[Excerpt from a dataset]
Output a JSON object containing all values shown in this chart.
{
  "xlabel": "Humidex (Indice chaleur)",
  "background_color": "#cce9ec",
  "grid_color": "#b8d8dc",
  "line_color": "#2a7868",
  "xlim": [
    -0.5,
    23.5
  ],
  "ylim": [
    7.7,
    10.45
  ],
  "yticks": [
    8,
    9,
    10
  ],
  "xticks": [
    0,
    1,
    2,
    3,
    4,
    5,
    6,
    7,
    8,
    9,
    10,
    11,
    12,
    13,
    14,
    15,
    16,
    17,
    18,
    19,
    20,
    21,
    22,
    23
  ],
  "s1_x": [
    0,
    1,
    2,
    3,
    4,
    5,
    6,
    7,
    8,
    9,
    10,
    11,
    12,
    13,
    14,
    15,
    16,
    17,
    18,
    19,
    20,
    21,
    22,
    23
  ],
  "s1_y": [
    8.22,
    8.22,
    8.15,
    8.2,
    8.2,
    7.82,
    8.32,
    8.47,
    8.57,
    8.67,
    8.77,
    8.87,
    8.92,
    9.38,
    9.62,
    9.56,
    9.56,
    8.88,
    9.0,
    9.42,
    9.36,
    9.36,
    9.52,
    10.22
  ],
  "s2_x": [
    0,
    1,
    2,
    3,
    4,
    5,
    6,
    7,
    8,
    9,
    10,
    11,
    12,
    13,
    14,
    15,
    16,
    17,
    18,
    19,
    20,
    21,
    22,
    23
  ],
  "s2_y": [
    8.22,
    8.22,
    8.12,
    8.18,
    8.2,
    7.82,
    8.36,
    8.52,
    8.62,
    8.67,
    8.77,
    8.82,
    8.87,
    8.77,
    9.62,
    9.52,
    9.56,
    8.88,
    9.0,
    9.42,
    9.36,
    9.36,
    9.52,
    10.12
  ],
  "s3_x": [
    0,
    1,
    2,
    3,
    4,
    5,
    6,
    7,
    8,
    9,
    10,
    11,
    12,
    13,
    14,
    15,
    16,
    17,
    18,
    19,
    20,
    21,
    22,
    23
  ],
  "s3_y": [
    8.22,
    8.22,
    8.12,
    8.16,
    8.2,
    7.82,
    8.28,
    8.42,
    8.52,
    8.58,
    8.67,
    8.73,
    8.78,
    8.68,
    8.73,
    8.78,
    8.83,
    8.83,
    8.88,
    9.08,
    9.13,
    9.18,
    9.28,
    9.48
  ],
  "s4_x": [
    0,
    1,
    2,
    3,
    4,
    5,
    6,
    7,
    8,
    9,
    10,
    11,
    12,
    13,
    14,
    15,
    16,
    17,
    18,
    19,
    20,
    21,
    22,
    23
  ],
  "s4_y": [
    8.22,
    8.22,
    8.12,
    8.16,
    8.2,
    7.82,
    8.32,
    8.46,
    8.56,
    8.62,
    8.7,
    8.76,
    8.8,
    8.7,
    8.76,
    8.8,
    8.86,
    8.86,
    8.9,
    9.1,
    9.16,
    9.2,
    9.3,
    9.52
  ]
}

Problem:
Please repeat the listing exactly, with nothing left out.

Answer below:
Output a JSON object containing all values shown in this chart.
{
  "xlabel": "Humidex (Indice chaleur)",
  "background_color": "#cce9ec",
  "grid_color": "#b8d8dc",
  "line_color": "#2a7868",
  "xlim": [
    -0.5,
    23.5
  ],
  "ylim": [
    7.7,
    10.45
  ],
  "yticks": [
    8,
    9,
    10
  ],
  "xticks": [
    0,
    1,
    2,
    3,
    4,
    5,
    6,
    7,
    8,
    9,
    10,
    11,
    12,
    13,
    14,
    15,
    16,
    17,
    18,
    19,
    20,
    21,
    22,
    23
  ],
  "s1_x": [
    0,
    1,
    2,
    3,
    4,
    5,
    6,
    7,
    8,
    9,
    10,
    11,
    12,
    13,
    14,
    15,
    16,
    17,
    18,
    19,
    20,
    21,
    22,
    23
  ],
  "s1_y": [
    8.22,
    8.22,
    8.15,
    8.2,
    8.2,
    7.82,
    8.32,
    8.47,
    8.57,
    8.67,
    8.77,
    8.87,
    8.92,
    9.38,
    9.62,
    9.56,
    9.56,
    8.88,
    9.0,
    9.42,
    9.36,
    9.36,
    9.52,
    10.22
  ],
  "s2_x": [
    0,
    1,
    2,
    3,
    4,
    5,
    6,
    7,
    8,
    9,
    10,
    11,
    12,
    13,
    14,
    15,
    16,
    17,
    18,
    19,
    20,
    21,
    22,
    23
  ],
  "s2_y": [
    8.22,
    8.22,
    8.12,
    8.18,
    8.2,
    7.82,
    8.36,
    8.52,
    8.62,
    8.67,
    8.77,
    8.82,
    8.87,
    8.77,
    9.62,
    9.52,
    9.56,
    8.88,
    9.0,
    9.42,
    9.36,
    9.36,
    9.52,
    10.12
  ],
  "s3_x": [
    0,
    1,
    2,
    3,
    4,
    5,
    6,
    7,
    8,
    9,
    10,
    11,
    12,
    13,
    14,
    15,
    16,
    17,
    18,
    19,
    20,
    21,
    22,
    23
  ],
  "s3_y": [
    8.22,
    8.22,
    8.12,
    8.16,
    8.2,
    7.82,
    8.28,
    8.42,
    8.52,
    8.58,
    8.67,
    8.73,
    8.78,
    8.68,
    8.73,
    8.78,
    8.83,
    8.83,
    8.88,
    9.08,
    9.13,
    9.18,
    9.28,
    9.48
  ],
  "s4_x": [
    0,
    1,
    2,
    3,
    4,
    5,
    6,
    7,
    8,
    9,
    10,
    11,
    12,
    13,
    14,
    15,
    16,
    17,
    18,
    19,
    20,
    21,
    22,
    23
  ],
  "s4_y": [
    8.22,
    8.22,
    8.12,
    8.16,
    8.2,
    7.82,
    8.32,
    8.46,
    8.56,
    8.62,
    8.7,
    8.76,
    8.8,
    8.7,
    8.76,
    8.8,
    8.86,
    8.86,
    8.9,
    9.1,
    9.16,
    9.2,
    9.3,
    9.52
  ]
}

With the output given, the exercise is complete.